[What you are asked to do]:
Copy every line that contains the string "кандидатов" from the entries below.

[Data records]
○ ○ ○ ○ ○ ○ ○

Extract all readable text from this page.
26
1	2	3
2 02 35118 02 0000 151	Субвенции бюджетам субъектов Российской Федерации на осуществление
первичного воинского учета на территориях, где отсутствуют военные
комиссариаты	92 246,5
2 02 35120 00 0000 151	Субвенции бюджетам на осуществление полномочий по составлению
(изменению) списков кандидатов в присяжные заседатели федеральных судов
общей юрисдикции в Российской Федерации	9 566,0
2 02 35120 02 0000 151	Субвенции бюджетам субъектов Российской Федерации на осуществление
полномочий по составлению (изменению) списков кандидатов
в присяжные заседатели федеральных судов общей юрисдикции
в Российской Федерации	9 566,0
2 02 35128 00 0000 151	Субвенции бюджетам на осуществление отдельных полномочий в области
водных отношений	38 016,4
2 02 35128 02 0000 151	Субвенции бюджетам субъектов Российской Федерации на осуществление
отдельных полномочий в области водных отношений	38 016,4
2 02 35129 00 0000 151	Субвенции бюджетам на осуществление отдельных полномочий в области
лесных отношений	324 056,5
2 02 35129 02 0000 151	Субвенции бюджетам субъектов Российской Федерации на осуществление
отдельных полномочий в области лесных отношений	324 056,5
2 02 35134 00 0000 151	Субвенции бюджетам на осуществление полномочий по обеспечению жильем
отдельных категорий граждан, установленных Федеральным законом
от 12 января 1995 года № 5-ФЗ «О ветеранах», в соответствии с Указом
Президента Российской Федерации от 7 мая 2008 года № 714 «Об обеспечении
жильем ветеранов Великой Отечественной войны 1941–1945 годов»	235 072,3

○ ○ ○ ○ ○ ○ ○

[The solution]:
(изменению) списков кандидатов в присяжные заседатели федеральных судов
полномочий по составлению (изменению) списков кандидатов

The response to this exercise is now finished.